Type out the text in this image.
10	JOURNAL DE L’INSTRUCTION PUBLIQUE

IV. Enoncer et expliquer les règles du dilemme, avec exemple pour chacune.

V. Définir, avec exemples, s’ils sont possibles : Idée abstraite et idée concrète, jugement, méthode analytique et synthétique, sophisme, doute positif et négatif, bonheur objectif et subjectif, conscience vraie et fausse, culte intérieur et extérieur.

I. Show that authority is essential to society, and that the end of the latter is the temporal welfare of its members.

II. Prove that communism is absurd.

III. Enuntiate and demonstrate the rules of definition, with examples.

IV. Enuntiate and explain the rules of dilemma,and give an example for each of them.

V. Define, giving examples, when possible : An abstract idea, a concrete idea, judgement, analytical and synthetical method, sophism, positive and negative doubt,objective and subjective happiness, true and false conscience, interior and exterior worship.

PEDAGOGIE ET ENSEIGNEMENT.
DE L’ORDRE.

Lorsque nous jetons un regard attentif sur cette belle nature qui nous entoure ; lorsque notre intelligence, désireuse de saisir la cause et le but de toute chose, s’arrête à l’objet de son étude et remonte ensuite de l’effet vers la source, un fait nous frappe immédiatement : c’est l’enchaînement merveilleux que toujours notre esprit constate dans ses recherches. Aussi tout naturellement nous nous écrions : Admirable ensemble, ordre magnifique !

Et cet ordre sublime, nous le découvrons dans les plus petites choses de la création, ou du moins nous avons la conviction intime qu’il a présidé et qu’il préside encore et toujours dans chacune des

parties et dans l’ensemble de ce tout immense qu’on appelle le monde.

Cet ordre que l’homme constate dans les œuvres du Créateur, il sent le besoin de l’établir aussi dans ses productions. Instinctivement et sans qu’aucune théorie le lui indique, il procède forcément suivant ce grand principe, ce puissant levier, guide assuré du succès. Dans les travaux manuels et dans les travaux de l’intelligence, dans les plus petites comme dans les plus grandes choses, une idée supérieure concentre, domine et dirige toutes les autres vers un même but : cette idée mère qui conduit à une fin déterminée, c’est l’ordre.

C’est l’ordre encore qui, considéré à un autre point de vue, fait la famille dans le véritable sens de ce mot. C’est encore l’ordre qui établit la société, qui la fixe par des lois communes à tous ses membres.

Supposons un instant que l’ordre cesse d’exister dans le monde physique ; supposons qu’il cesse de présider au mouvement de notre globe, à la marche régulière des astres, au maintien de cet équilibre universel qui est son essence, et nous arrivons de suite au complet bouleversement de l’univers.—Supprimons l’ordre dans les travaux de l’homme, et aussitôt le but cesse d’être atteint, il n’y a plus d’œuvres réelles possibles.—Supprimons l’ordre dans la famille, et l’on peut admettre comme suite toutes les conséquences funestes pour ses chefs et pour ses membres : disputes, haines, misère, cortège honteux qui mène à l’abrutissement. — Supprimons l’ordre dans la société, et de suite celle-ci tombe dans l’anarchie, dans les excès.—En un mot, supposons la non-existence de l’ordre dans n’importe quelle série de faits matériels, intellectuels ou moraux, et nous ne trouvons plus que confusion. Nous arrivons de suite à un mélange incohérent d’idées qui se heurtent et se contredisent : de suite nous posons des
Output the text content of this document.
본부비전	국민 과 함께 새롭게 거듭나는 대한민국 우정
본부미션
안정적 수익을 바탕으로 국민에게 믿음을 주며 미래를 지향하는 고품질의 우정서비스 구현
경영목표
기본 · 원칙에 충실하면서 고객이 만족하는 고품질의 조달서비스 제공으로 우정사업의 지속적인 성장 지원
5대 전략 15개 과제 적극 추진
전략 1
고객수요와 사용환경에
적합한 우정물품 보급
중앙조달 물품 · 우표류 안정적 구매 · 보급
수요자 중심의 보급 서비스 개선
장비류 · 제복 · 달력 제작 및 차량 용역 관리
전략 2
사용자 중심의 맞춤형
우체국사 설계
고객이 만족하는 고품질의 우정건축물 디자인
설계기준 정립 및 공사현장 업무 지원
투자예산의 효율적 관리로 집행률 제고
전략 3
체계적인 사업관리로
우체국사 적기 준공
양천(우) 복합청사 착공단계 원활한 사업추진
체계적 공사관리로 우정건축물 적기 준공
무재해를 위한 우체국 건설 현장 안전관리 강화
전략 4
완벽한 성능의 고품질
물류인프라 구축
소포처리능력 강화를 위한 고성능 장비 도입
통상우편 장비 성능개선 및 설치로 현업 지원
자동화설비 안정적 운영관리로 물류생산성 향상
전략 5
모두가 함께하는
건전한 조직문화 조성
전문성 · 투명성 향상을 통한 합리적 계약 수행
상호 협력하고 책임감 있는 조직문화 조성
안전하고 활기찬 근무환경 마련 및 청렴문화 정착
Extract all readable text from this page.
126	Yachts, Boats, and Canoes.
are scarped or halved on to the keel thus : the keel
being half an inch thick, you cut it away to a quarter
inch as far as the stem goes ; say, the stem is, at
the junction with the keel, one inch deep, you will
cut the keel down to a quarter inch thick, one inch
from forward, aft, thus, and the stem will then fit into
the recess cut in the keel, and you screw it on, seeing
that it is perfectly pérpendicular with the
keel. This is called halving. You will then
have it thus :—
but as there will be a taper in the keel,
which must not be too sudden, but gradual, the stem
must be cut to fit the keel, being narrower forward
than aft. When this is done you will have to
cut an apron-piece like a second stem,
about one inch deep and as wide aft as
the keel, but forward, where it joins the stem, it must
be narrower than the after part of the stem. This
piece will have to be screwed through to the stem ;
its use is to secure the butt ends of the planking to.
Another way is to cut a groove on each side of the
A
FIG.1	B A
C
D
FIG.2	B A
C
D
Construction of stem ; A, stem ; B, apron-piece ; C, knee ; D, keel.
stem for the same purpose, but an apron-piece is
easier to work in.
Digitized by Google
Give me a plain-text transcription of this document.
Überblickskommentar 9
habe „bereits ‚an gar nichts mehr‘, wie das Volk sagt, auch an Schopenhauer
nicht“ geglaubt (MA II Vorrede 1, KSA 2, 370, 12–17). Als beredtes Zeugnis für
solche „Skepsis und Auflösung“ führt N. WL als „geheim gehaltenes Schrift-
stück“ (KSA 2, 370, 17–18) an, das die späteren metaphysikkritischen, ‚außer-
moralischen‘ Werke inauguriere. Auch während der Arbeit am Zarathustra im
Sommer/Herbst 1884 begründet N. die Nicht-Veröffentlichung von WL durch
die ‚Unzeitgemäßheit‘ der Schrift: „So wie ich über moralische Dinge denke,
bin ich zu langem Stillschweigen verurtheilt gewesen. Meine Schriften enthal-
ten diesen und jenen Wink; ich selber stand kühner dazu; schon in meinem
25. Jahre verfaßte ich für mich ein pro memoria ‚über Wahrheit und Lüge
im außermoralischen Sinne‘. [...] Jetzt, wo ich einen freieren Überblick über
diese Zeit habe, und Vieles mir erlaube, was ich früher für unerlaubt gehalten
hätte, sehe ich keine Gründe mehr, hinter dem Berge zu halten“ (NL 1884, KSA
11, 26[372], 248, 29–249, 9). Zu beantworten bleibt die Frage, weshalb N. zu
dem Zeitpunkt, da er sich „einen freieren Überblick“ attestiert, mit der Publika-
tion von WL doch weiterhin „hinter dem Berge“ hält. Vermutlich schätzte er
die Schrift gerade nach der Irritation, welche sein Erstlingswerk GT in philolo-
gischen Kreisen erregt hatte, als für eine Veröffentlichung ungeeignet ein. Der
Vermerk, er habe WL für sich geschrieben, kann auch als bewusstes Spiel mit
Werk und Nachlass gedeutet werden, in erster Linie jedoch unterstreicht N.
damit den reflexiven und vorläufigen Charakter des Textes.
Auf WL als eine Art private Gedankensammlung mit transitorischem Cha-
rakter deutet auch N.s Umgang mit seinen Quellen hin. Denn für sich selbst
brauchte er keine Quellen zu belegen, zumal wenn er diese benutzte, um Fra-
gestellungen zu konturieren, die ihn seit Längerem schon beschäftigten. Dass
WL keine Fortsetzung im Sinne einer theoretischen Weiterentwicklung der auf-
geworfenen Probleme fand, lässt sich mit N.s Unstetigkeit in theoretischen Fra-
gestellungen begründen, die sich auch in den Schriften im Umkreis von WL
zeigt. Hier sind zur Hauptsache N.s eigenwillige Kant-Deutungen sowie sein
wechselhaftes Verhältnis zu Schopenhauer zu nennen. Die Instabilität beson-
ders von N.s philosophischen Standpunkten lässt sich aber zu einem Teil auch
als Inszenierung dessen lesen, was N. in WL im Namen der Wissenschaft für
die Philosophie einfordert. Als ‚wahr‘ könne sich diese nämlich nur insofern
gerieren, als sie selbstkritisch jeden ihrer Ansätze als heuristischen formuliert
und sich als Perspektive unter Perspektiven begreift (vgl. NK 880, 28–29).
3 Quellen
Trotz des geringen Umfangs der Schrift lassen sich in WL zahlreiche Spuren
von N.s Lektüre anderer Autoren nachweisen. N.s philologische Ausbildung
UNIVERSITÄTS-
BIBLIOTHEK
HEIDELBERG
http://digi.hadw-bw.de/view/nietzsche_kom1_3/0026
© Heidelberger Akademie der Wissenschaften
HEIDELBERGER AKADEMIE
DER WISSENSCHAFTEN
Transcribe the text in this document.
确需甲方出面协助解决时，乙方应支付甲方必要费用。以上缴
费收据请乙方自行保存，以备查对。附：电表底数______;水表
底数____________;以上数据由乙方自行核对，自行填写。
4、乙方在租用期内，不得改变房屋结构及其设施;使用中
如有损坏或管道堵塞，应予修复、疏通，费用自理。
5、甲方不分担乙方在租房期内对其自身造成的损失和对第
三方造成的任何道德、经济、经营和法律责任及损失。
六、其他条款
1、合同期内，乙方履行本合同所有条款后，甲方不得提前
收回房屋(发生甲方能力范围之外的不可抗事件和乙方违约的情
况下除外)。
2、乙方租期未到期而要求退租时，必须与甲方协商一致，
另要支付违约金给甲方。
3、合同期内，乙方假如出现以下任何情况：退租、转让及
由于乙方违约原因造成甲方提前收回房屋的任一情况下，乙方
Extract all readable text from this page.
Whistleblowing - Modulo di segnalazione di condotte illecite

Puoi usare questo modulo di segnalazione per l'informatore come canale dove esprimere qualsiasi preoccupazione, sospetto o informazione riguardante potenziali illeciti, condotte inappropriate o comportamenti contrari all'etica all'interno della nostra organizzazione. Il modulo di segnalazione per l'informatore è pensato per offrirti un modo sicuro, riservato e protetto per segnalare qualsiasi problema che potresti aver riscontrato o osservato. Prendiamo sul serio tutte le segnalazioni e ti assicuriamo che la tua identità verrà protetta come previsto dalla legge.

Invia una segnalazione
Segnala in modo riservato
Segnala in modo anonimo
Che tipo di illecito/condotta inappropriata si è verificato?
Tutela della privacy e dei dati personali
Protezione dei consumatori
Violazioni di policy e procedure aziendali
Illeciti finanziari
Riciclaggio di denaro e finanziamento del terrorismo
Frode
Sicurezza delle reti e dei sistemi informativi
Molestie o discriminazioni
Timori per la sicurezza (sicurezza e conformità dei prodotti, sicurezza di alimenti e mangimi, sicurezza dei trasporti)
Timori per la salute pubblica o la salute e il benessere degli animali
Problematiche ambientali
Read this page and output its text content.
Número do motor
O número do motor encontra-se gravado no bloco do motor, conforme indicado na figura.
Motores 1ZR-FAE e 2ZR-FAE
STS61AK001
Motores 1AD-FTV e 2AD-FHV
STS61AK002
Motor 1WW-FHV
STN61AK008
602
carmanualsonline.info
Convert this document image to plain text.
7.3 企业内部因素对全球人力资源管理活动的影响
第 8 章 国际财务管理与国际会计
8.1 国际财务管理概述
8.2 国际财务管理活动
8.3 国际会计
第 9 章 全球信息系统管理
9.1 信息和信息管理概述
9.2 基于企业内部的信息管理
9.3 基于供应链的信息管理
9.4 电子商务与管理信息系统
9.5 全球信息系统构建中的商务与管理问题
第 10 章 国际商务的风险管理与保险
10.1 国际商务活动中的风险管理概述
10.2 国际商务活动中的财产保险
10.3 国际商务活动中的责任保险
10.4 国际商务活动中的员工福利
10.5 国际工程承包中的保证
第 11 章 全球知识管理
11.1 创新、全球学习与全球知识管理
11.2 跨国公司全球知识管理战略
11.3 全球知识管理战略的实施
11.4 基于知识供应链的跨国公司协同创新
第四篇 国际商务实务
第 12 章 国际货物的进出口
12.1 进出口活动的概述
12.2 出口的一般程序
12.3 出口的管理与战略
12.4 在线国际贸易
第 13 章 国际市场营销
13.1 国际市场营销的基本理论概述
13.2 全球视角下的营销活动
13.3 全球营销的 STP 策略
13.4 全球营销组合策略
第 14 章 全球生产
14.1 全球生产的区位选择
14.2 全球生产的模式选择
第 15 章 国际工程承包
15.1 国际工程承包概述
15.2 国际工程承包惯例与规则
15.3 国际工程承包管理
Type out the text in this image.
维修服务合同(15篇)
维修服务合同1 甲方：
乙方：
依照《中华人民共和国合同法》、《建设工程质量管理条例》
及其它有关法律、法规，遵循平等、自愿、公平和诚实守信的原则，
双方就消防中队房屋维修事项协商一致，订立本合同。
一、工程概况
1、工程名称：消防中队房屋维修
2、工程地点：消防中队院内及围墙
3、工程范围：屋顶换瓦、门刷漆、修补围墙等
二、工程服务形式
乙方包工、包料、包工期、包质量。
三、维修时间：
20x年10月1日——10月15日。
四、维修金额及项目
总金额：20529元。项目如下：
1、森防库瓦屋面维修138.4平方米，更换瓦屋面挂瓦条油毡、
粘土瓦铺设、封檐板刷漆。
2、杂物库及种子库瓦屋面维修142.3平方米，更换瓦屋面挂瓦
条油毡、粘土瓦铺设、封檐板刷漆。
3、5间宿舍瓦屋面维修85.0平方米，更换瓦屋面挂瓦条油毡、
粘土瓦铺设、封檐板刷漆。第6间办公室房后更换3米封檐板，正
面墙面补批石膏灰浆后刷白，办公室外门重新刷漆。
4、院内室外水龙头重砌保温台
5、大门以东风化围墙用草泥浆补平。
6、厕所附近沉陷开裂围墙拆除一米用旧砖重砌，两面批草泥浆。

→ **What the task requires**
Check each line of the records for the word "thick", and show the lines that contain it.

→ **Problem solution**
being half an inch thick, you cut it away to a quarter
cut the keel down to a quarter inch thick, one inch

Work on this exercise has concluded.